(Records from a collection of figures)

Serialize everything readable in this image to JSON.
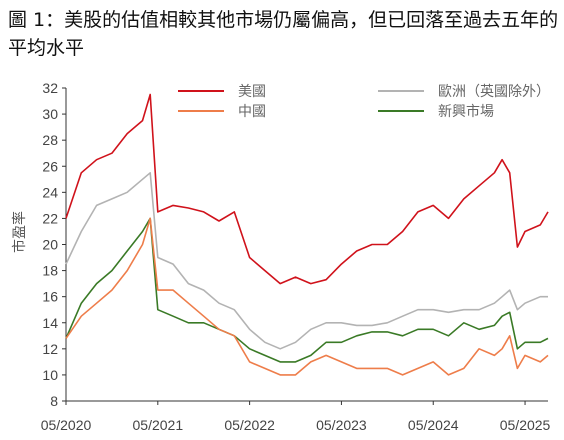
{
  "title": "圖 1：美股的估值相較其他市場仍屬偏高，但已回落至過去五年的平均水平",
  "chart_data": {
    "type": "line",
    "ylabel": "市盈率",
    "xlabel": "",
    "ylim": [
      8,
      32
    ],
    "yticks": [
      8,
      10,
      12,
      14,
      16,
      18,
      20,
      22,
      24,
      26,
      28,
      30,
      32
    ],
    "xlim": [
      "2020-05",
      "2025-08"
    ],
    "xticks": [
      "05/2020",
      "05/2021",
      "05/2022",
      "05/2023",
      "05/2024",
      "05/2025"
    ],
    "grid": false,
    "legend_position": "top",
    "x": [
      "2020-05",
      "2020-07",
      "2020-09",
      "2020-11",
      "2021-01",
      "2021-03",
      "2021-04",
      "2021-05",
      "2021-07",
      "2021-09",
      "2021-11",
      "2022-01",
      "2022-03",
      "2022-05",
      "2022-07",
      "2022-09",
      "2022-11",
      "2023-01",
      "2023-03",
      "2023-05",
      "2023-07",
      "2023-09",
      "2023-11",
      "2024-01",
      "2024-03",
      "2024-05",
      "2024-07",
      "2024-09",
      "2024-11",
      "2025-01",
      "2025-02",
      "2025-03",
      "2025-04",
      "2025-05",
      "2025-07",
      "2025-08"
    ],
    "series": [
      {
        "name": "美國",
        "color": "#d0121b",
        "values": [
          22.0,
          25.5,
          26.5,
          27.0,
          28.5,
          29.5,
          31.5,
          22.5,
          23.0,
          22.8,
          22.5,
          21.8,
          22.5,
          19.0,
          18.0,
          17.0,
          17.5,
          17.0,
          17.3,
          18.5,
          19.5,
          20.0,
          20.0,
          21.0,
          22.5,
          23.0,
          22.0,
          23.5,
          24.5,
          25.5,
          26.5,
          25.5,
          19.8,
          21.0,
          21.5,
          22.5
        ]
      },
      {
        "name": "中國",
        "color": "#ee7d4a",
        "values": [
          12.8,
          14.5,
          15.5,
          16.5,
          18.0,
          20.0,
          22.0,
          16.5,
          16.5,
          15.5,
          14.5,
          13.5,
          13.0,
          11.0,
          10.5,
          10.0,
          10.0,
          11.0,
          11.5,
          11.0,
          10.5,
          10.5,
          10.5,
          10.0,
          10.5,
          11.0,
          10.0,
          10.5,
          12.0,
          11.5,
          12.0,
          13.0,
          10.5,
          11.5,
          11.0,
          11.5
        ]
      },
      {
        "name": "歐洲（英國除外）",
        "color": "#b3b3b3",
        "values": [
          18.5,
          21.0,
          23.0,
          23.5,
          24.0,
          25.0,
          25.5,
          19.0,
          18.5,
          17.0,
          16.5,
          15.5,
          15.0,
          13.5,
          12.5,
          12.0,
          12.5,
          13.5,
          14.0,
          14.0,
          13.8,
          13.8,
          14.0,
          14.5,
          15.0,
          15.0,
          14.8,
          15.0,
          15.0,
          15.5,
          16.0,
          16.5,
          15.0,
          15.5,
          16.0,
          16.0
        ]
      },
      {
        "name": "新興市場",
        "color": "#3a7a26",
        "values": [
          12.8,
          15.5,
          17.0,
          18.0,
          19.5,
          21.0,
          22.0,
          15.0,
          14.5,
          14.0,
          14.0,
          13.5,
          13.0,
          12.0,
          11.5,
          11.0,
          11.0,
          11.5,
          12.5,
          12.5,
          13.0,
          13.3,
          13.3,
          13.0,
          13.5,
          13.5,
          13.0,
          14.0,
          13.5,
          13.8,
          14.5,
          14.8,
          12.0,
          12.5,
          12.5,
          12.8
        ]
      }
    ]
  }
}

### [Set task]
Say, as a number only, how many lines of the data contain "color".

### [Task response]
4